-------- The input --------

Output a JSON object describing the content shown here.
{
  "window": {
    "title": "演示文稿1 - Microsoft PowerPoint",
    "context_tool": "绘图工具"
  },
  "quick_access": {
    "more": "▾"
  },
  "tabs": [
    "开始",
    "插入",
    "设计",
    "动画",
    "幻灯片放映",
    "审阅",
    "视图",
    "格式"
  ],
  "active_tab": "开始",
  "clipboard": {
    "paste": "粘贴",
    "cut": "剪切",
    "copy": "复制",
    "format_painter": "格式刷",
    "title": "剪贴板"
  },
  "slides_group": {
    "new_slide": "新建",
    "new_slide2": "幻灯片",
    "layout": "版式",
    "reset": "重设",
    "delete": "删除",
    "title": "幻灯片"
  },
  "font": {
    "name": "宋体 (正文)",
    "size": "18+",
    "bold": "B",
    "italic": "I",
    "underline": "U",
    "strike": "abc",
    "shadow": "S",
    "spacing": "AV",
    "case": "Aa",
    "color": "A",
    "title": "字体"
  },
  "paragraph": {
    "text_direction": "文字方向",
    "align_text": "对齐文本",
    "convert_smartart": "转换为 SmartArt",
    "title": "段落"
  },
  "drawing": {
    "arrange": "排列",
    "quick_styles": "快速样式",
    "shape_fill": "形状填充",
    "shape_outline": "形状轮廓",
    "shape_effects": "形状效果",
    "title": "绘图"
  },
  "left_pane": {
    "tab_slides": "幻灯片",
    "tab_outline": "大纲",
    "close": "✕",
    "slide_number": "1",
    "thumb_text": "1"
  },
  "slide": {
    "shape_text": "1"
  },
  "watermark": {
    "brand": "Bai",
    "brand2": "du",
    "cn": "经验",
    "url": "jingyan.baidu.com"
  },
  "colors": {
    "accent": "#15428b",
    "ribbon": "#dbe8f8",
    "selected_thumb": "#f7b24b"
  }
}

--------

**Set problem**. Reproduce each record exactly, leaving nothing out.

**Answer to the task**.
Output a JSON object describing the content shown here.
{
  "window": {
    "title": "演示文稿1 - Microsoft PowerPoint",
    "context_tool": "绘图工具"
  },
  "quick_access": {
    "more": "▾"
  },
  "tabs": [
    "开始",
    "插入",
    "设计",
    "动画",
    "幻灯片放映",
    "审阅",
    "视图",
    "格式"
  ],
  "active_tab": "开始",
  "clipboard": {
    "paste": "粘贴",
    "cut": "剪切",
    "copy": "复制",
    "format_painter": "格式刷",
    "title": "剪贴板"
  },
  "slides_group": {
    "new_slide": "新建",
    "new_slide2": "幻灯片",
    "layout": "版式",
    "reset": "重设",
    "delete": "删除",
    "title": "幻灯片"
  },
  "font": {
    "name": "宋体 (正文)",
    "size": "18+",
    "bold": "B",
    "italic": "I",
    "underline": "U",
    "strike": "abc",
    "shadow": "S",
    "spacing": "AV",
    "case": "Aa",
    "color": "A",
    "title": "字体"
  },
  "paragraph": {
    "text_direction": "文字方向",
    "align_text": "对齐文本",
    "convert_smartart": "转换为 SmartArt",
    "title": "段落"
  },
  "drawing": {
    "arrange": "排列",
    "quick_styles": "快速样式",
    "shape_fill": "形状填充",
    "shape_outline": "形状轮廓",
    "shape_effects": "形状效果",
    "title": "绘图"
  },
  "left_pane": {
    "tab_slides": "幻灯片",
    "tab_outline": "大纲",
    "close": "✕",
    "slide_number": "1",
    "thumb_text": "1"
  },
  "slide": {
    "shape_text": "1"
  },
  "watermark": {
    "brand": "Bai",
    "brand2": "du",
    "cn": "经验",
    "url": "jingyan.baidu.com"
  },
  "colors": {
    "accent": "#15428b",
    "ribbon": "#dbe8f8",
    "selected_thumb": "#f7b24b"
  }
}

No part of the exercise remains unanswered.